Records
** Begin **
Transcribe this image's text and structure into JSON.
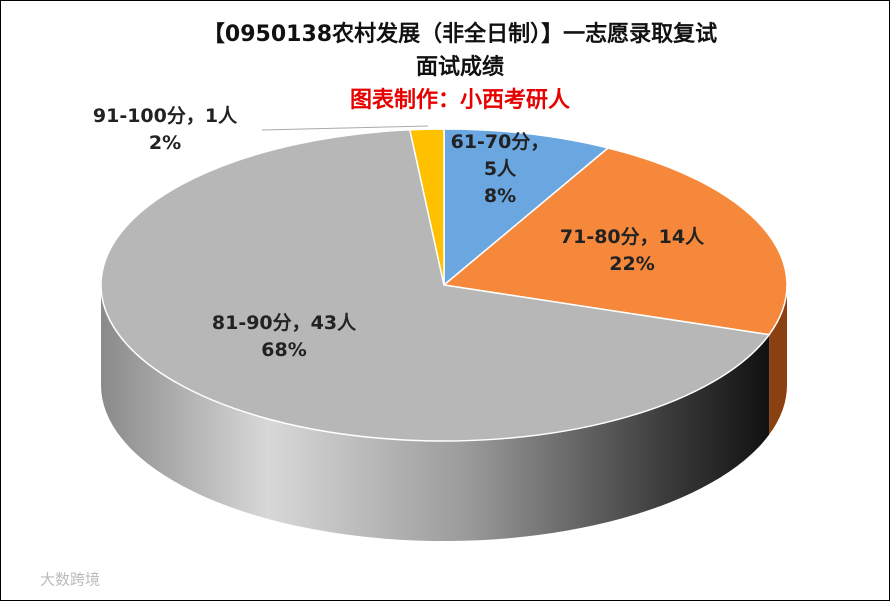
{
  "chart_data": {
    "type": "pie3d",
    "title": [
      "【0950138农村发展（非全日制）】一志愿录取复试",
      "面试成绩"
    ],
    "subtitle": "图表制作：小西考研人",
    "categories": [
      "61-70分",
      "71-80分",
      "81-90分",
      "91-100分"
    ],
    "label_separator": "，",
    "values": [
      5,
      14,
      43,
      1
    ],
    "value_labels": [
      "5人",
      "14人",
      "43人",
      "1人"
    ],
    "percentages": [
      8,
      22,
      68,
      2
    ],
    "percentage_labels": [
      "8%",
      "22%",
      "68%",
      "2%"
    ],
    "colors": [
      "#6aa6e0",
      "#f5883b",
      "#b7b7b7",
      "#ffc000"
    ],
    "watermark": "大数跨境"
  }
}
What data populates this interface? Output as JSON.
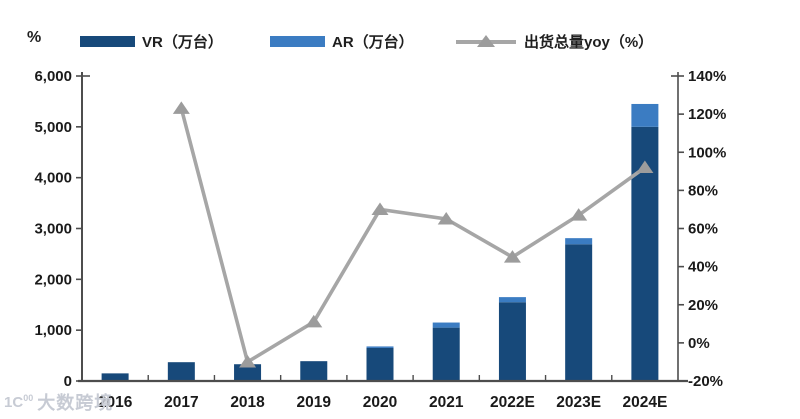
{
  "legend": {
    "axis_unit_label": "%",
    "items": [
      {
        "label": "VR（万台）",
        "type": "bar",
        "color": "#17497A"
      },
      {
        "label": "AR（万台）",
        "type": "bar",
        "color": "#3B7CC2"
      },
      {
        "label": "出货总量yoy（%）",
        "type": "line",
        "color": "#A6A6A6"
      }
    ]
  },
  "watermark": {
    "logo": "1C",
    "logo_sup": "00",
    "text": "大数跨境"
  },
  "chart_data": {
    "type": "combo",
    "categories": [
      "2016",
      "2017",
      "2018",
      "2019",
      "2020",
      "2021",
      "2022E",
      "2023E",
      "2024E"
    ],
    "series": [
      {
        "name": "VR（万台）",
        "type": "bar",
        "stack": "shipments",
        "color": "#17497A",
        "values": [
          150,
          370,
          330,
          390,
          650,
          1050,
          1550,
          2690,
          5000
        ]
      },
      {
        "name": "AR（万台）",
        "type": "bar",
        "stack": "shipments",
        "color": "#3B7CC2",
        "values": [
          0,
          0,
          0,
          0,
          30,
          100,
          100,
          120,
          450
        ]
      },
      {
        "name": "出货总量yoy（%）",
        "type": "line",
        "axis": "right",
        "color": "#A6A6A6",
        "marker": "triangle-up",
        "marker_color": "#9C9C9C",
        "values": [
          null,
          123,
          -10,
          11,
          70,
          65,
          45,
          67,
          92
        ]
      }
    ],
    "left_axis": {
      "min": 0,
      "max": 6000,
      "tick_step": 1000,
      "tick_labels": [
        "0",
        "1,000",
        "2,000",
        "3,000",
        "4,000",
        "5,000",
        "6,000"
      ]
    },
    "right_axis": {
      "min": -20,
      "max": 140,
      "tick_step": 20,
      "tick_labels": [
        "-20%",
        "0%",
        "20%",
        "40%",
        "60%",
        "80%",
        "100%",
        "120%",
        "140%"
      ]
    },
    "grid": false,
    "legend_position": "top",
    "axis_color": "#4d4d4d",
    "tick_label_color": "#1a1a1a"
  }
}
** End **
• **Problem requirements**: Repeat each record exactly, with the pictures left out.

• **Problem solution**:
Transcribe this image's text and structure into JSON.
{
  "chart_data": {
    "type": "pie3d",
    "title": [
      "【0950138农村发展（非全日制）】一志愿录取复试",
      "面试成绩"
    ],
    "subtitle": "图表制作：小西考研人",
    "categories": [
      "61-70分",
      "71-80分",
      "81-90分",
      "91-100分"
    ],
    "label_separator": "，",
    "values": [
      5,
      14,
      43,
      1
    ],
    "value_labels": [
      "5人",
      "14人",
      "43人",
      "1人"
    ],
    "percentages": [
      8,
      22,
      68,
      2
    ],
    "percentage_labels": [
      "8%",
      "22%",
      "68%",
      "2%"
    ],
    "colors": [
      "#6aa6e0",
      "#f5883b",
      "#b7b7b7",
      "#ffc000"
    ],
    "watermark": "大数跨境"
  }
}
What data populates this interface? Output as JSON.
{
  "legend": {
    "axis_unit_label": "%",
    "items": [
      {
        "label": "VR（万台）",
        "type": "bar",
        "color": "#17497A"
      },
      {
        "label": "AR（万台）",
        "type": "bar",
        "color": "#3B7CC2"
      },
      {
        "label": "出货总量yoy（%）",
        "type": "line",
        "color": "#A6A6A6"
      }
    ]
  },
  "watermark": {
    "logo": "1C",
    "logo_sup": "00",
    "text": "大数跨境"
  },
  "chart_data": {
    "type": "combo",
    "categories": [
      "2016",
      "2017",
      "2018",
      "2019",
      "2020",
      "2021",
      "2022E",
      "2023E",
      "2024E"
    ],
    "series": [
      {
        "name": "VR（万台）",
        "type": "bar",
        "stack": "shipments",
        "color": "#17497A",
        "values": [
          150,
          370,
          330,
          390,
          650,
          1050,
          1550,
          2690,
          5000
        ]
      },
      {
        "name": "AR（万台）",
        "type": "bar",
        "stack": "shipments",
        "color": "#3B7CC2",
        "values": [
          0,
          0,
          0,
          0,
          30,
          100,
          100,
          120,
          450
        ]
      },
      {
        "name": "出货总量yoy（%）",
        "type": "line",
        "axis": "right",
        "color": "#A6A6A6",
        "marker": "triangle-up",
        "marker_color": "#9C9C9C",
        "values": [
          null,
          123,
          -10,
          11,
          70,
          65,
          45,
          67,
          92
        ]
      }
    ],
    "left_axis": {
      "min": 0,
      "max": 6000,
      "tick_step": 1000,
      "tick_labels": [
        "0",
        "1,000",
        "2,000",
        "3,000",
        "4,000",
        "5,000",
        "6,000"
      ]
    },
    "right_axis": {
      "min": -20,
      "max": 140,
      "tick_step": 20,
      "tick_labels": [
        "-20%",
        "0%",
        "20%",
        "40%",
        "60%",
        "80%",
        "100%",
        "120%",
        "140%"
      ]
    },
    "grid": false,
    "legend_position": "top",
    "axis_color": "#4d4d4d",
    "tick_label_color": "#1a1a1a"
  }
}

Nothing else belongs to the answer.